#### [WHAT YOU ARE ASKED TO DO]
Write the records out again, precisely as they stand.

#### [EXCERPTED RECORDS]
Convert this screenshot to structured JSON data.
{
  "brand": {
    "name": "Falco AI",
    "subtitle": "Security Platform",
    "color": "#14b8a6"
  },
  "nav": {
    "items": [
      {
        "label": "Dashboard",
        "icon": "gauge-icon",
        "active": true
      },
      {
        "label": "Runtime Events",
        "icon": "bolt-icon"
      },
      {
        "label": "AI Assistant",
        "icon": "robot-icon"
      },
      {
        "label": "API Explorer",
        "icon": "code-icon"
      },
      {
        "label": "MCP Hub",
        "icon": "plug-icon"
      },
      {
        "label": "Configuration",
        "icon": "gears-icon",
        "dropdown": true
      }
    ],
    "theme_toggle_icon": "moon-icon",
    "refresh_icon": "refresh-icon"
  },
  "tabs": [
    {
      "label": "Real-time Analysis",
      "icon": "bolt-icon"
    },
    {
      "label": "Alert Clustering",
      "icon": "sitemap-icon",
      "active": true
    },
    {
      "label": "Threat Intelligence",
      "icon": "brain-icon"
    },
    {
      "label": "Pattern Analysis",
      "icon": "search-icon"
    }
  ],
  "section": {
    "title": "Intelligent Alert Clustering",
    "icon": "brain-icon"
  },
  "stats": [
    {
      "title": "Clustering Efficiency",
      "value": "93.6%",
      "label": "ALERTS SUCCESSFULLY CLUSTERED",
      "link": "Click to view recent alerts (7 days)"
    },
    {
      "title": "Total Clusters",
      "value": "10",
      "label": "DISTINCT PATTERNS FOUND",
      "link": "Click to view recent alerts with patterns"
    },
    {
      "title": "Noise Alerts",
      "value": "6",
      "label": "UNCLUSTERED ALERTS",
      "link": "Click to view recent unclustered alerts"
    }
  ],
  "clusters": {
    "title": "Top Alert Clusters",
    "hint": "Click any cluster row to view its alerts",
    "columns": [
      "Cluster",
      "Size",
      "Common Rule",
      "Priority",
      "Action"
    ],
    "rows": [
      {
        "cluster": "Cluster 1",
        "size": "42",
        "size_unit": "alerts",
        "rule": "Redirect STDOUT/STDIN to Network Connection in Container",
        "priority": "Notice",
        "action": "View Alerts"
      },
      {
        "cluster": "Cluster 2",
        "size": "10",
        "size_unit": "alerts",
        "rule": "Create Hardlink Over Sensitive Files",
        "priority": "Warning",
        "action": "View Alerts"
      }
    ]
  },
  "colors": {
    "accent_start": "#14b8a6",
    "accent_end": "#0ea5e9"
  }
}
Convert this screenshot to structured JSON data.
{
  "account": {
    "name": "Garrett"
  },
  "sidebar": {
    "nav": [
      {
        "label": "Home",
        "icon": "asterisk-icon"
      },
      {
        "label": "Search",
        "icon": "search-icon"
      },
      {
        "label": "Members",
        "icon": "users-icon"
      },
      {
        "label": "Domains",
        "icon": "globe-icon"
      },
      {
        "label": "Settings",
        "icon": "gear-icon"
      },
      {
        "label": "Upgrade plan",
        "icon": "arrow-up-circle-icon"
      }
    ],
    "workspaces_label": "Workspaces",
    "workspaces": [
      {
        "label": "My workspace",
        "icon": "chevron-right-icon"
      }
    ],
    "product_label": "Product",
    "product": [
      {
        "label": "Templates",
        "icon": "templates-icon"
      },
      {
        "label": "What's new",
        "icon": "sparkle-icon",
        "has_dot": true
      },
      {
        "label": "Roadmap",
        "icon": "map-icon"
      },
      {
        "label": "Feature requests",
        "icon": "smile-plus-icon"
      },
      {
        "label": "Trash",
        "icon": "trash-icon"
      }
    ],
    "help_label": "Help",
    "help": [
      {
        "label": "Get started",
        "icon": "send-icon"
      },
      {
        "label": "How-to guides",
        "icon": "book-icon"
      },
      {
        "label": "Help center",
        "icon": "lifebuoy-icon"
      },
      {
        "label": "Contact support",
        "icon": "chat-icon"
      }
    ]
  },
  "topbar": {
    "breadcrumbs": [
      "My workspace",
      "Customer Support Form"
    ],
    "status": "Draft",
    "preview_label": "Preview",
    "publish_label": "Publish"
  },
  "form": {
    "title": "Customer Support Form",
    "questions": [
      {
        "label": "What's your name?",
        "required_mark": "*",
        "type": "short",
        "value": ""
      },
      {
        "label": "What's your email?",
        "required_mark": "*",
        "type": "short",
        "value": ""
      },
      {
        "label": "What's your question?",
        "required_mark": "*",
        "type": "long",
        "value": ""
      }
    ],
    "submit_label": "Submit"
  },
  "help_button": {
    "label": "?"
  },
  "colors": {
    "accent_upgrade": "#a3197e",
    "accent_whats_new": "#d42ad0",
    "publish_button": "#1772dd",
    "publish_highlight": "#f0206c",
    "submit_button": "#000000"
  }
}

#### [TASK SOLUTION]
Convert this screenshot to structured JSON data.
{
  "brand": {
    "name": "Falco AI",
    "subtitle": "Security Platform",
    "color": "#14b8a6"
  },
  "nav": {
    "items": [
      {
        "label": "Dashboard",
        "icon": "gauge-icon",
        "active": true
      },
      {
        "label": "Runtime Events",
        "icon": "bolt-icon"
      },
      {
        "label": "AI Assistant",
        "icon": "robot-icon"
      },
      {
        "label": "API Explorer",
        "icon": "code-icon"
      },
      {
        "label": "MCP Hub",
        "icon": "plug-icon"
      },
      {
        "label": "Configuration",
        "icon": "gears-icon",
        "dropdown": true
      }
    ],
    "theme_toggle_icon": "moon-icon",
    "refresh_icon": "refresh-icon"
  },
  "tabs": [
    {
      "label": "Real-time Analysis",
      "icon": "bolt-icon"
    },
    {
      "label": "Alert Clustering",
      "icon": "sitemap-icon",
      "active": true
    },
    {
      "label": "Threat Intelligence",
      "icon": "brain-icon"
    },
    {
      "label": "Pattern Analysis",
      "icon": "search-icon"
    }
  ],
  "section": {
    "title": "Intelligent Alert Clustering",
    "icon": "brain-icon"
  },
  "stats": [
    {
      "title": "Clustering Efficiency",
      "value": "93.6%",
      "label": "ALERTS SUCCESSFULLY CLUSTERED",
      "link": "Click to view recent alerts (7 days)"
    },
    {
      "title": "Total Clusters",
      "value": "10",
      "label": "DISTINCT PATTERNS FOUND",
      "link": "Click to view recent alerts with patterns"
    },
    {
      "title": "Noise Alerts",
      "value": "6",
      "label": "UNCLUSTERED ALERTS",
      "link": "Click to view recent unclustered alerts"
    }
  ],
  "clusters": {
    "title": "Top Alert Clusters",
    "hint": "Click any cluster row to view its alerts",
    "columns": [
      "Cluster",
      "Size",
      "Common Rule",
      "Priority",
      "Action"
    ],
    "rows": [
      {
        "cluster": "Cluster 1",
        "size": "42",
        "size_unit": "alerts",
        "rule": "Redirect STDOUT/STDIN to Network Connection in Container",
        "priority": "Notice",
        "action": "View Alerts"
      },
      {
        "cluster": "Cluster 2",
        "size": "10",
        "size_unit": "alerts",
        "rule": "Create Hardlink Over Sensitive Files",
        "priority": "Warning",
        "action": "View Alerts"
      }
    ]
  },
  "colors": {
    "accent_start": "#14b8a6",
    "accent_end": "#0ea5e9"
  }
}
Convert this screenshot to structured JSON data.
{
  "account": {
    "name": "Garrett"
  },
  "sidebar": {
    "nav": [
      {
        "label": "Home",
        "icon": "asterisk-icon"
      },
      {
        "label": "Search",
        "icon": "search-icon"
      },
      {
        "label": "Members",
        "icon": "users-icon"
      },
      {
        "label": "Domains",
        "icon": "globe-icon"
      },
      {
        "label": "Settings",
        "icon": "gear-icon"
      },
      {
        "label": "Upgrade plan",
        "icon": "arrow-up-circle-icon"
      }
    ],
    "workspaces_label": "Workspaces",
    "workspaces": [
      {
        "label": "My workspace",
        "icon": "chevron-right-icon"
      }
    ],
    "product_label": "Product",
    "product": [
      {
        "label": "Templates",
        "icon": "templates-icon"
      },
      {
        "label": "What's new",
        "icon": "sparkle-icon",
        "has_dot": true
      },
      {
        "label": "Roadmap",
        "icon": "map-icon"
      },
      {
        "label": "Feature requests",
        "icon": "smile-plus-icon"
      },
      {
        "label": "Trash",
        "icon": "trash-icon"
      }
    ],
    "help_label": "Help",
    "help": [
      {
        "label": "Get started",
        "icon": "send-icon"
      },
      {
        "label": "How-to guides",
        "icon": "book-icon"
      },
      {
        "label": "Help center",
        "icon": "lifebuoy-icon"
      },
      {
        "label": "Contact support",
        "icon": "chat-icon"
      }
    ]
  },
  "topbar": {
    "breadcrumbs": [
      "My workspace",
      "Customer Support Form"
    ],
    "status": "Draft",
    "preview_label": "Preview",
    "publish_label": "Publish"
  },
  "form": {
    "title": "Customer Support Form",
    "questions": [
      {
        "label": "What's your name?",
        "required_mark": "*",
        "type": "short",
        "value": ""
      },
      {
        "label": "What's your email?",
        "required_mark": "*",
        "type": "short",
        "value": ""
      },
      {
        "label": "What's your question?",
        "required_mark": "*",
        "type": "long",
        "value": ""
      }
    ],
    "submit_label": "Submit"
  },
  "help_button": {
    "label": "?"
  },
  "colors": {
    "accent_upgrade": "#a3197e",
    "accent_whats_new": "#d42ad0",
    "publish_button": "#1772dd",
    "publish_highlight": "#f0206c",
    "submit_button": "#000000"
  }
}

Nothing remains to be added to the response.